Copy the listing lines from the one containing "worktime-option-afternoon[interactable]: 오후 (349, 368, 391, 384)" through the one containing "329, 643, 345)", renaming "interactable" to "clickable" and leaving everything else unchanged.

··· RAW RECORDS ···

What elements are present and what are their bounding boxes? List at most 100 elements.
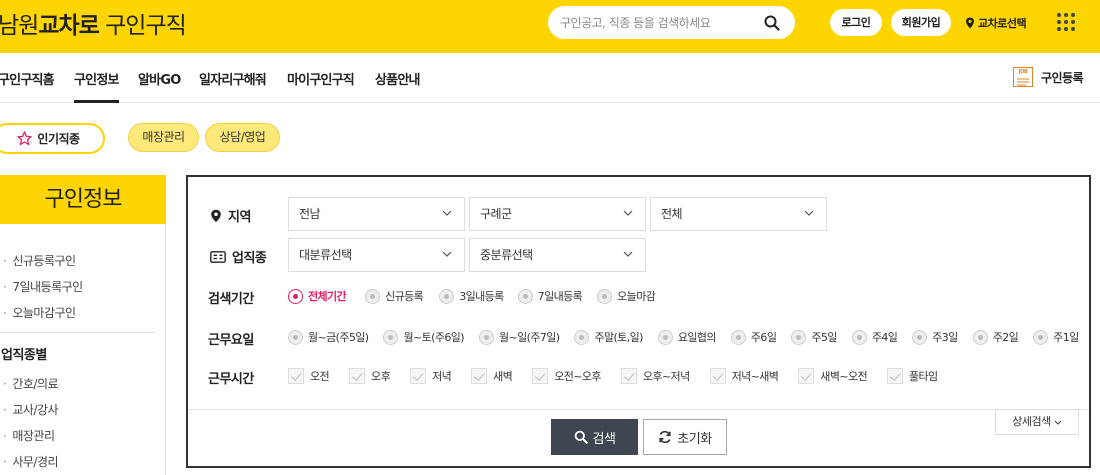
worktime-option-afternoon[interactable]: 오후 (349, 368, 391, 384)
workday-options: 월~금(주5일) 월~토(주6일) 월~일(주7일) 주말(토,일) 요일협의 … (288, 327, 1079, 347)
period-row-label: 검색기간 (208, 288, 254, 307)
star-icon (17, 131, 33, 146)
workday-option-weekend[interactable]: 주말(토,일) (574, 329, 643, 345)
search-box (548, 6, 795, 39)
reset-button-label: 초기화 (677, 431, 712, 447)
job-major-select[interactable]: 대분류선택 (288, 238, 465, 272)
sidebar-item-medical[interactable]: 간호/의료 (3, 375, 58, 392)
site-logo[interactable]: 남원교차로 구인구직 (0, 6, 187, 40)
search-icon[interactable] (763, 14, 781, 32)
workday-option-3days[interactable]: 주3일 (912, 329, 958, 345)
worktime-option-dawn[interactable]: 새벽 (471, 368, 513, 384)
popular-chip-store[interactable]: 매장관리 (128, 123, 199, 152)
sidebar-divider (0, 332, 155, 333)
refresh-icon (659, 430, 671, 444)
chevron-down-icon (1054, 420, 1062, 425)
region-select-label: 교차로선택 (978, 17, 1027, 30)
logo-brand: 교차로 (38, 13, 99, 39)
job-major-select-value: 대분류선택 (299, 248, 352, 262)
district-select-value: 전체 (661, 207, 683, 221)
period-option-today[interactable]: 오늘마감 (597, 288, 656, 304)
job-minor-select-value: 중분류선택 (480, 248, 533, 262)
city-select-value: 구례군 (480, 207, 512, 221)
workday-option-2days[interactable]: 주2일 (972, 329, 1019, 345)
worktime-option-fulltime[interactable]: 풀타임 (887, 368, 938, 384)
sidebar-title: 구인정보 (0, 175, 166, 224)
nav-item-home[interactable]: 구인구직홈 (0, 69, 55, 88)
period-option-all[interactable]: 전체기간 (288, 288, 347, 304)
region-label: 지역 (228, 210, 251, 225)
chevron-down-icon (442, 251, 452, 257)
province-select-value: 전남 (299, 207, 321, 221)
period-option-7days[interactable]: 7일내등록 (517, 288, 583, 304)
workday-option-1day[interactable]: 주1일 (1033, 329, 1079, 345)
district-select[interactable]: 전체 (650, 197, 827, 231)
workday-option-6days[interactable]: 주6일 (730, 329, 777, 345)
site-header: 남원교차로 구인구직 로그인 회원가입 교차로선택 (0, 0, 1100, 53)
period-label: 검색기간 (208, 292, 254, 307)
workday-option-negotiable[interactable]: 요일협의 (657, 329, 717, 345)
join-button[interactable]: 회원가입 (891, 9, 951, 36)
sidebar-item-teacher[interactable]: 교사/강사 (3, 401, 58, 418)
nav-item-find-job[interactable]: 일자리구해줘 (199, 69, 267, 88)
period-option-new[interactable]: 신규등록 (365, 288, 424, 304)
workday-option-mon-fri[interactable]: 월~금(주5일) (288, 329, 369, 345)
workday-label: 근무요일 (208, 333, 254, 348)
workday-option-mon-sat[interactable]: 월~토(주6일) (383, 329, 465, 345)
search-input[interactable] (560, 13, 760, 32)
logo-suffix: 구인구직 (105, 13, 187, 39)
detail-search-button[interactable]: 상세검색 (995, 409, 1079, 435)
sidebar-item-7days[interactable]: 7일내등록구인 (3, 278, 83, 295)
panel-divider (188, 409, 1089, 410)
worktime-option-evening-dawn[interactable]: 저녁~새벽 (709, 368, 779, 384)
worktime-option-evening[interactable]: 저녁 (410, 368, 452, 384)
all-menu-icon[interactable] (1057, 13, 1075, 31)
province-select[interactable]: 전남 (288, 197, 465, 231)
detail-search-label: 상세검색 (1012, 415, 1051, 428)
search-button[interactable]: 검색 (551, 419, 638, 455)
sidebar-item-new[interactable]: 신규등록구인 (3, 252, 76, 269)
nav-item-albago[interactable]: 알바GO (138, 69, 181, 88)
popular-jobs-label: 인기직종 (37, 132, 80, 146)
job-row-label: 업직종 (210, 247, 267, 266)
city-select[interactable]: 구례군 (469, 197, 646, 231)
popular-jobs-button[interactable]: 인기직종 (0, 123, 105, 154)
region-row-label: 지역 (210, 206, 251, 225)
chevron-down-icon (623, 210, 633, 216)
period-options: 전체기간 신규등록 3일내등록 7일내등록 오늘마감 (288, 286, 656, 306)
workday-option-mon-sun[interactable]: 월~일(주7일) (478, 329, 560, 345)
job-minor-select[interactable]: 중분류선택 (469, 238, 646, 272)
chevron-down-icon (442, 210, 452, 216)
popular-chip-sales[interactable]: 상담/영업 (205, 123, 280, 152)
job-document-icon: JOB (1013, 67, 1033, 87)
login-button[interactable]: 로그인 (830, 9, 882, 36)
nav-item-job-info[interactable]: 구인정보 (74, 69, 119, 103)
job-icon-text: JOB (1018, 69, 1028, 75)
period-option-3days[interactable]: 3일내등록 (439, 288, 504, 304)
nav-item-my-page[interactable]: 마이구인구직 (287, 69, 355, 88)
worktime-option-morning[interactable]: 오전 (288, 368, 330, 384)
search-button-label: 검색 (592, 431, 616, 447)
worktime-option-morning-afternoon[interactable]: 오전~오후 (532, 368, 601, 384)
worktime-options: 오전 오후 저녁 새벽 오전~오후 오후~저녁 저녁~새벽 새벽~오전 풀타임 (288, 366, 938, 386)
reset-button[interactable]: 초기화 (643, 419, 727, 455)
logo-region: 남원 (0, 13, 39, 39)
nav-item-products[interactable]: 상품안내 (375, 69, 420, 88)
chevron-down-icon (623, 251, 633, 257)
main-nav: 구인구직홈 구인정보 알바GO 일자리구해줘 마이구인구직 상품안내 JOB 구… (0, 53, 1100, 103)
location-pin-icon (966, 17, 974, 29)
id-card-icon (210, 250, 226, 263)
region-select-button[interactable]: 교차로선택 (965, 15, 1027, 31)
workday-option-5days[interactable]: 주5일 (791, 329, 837, 345)
sidebar-item-store[interactable]: 매장관리 (3, 427, 55, 444)
sidebar-item-closing-today[interactable]: 오늘마감구인 (3, 304, 76, 321)
job-label: 업직종 (232, 251, 267, 266)
worktime-option-afternoon-evening[interactable]: 오후~저녁 (620, 368, 690, 384)
worktime-option-dawn-morning[interactable]: 새벽~오전 (798, 368, 868, 384)
workday-option-4days[interactable]: 주4일 (851, 329, 898, 345)
job-register-label: 구인등록 (1041, 70, 1084, 85)
job-register-button[interactable]: JOB 구인등록 (1013, 67, 1084, 87)
worktime-row-label: 근무시간 (208, 368, 254, 387)
chevron-down-icon (804, 210, 814, 216)
sidebar-item-office[interactable]: 사무/경리 (3, 453, 58, 470)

···

SOLUTION TO THE EXERCISE:
worktime-option-afternoon[clickable]: 오후 (349, 368, 391, 384)
workday-options: 월~금(주5일) 월~토(주6일) 월~일(주7일) 주말(토,일) 요일협의 … (288, 327, 1079, 347)
period-row-label: 검색기간 (208, 288, 254, 307)
star-icon (17, 131, 33, 146)
workday-option-weekend[clickable]: 주말(토,일) (574, 329, 643, 345)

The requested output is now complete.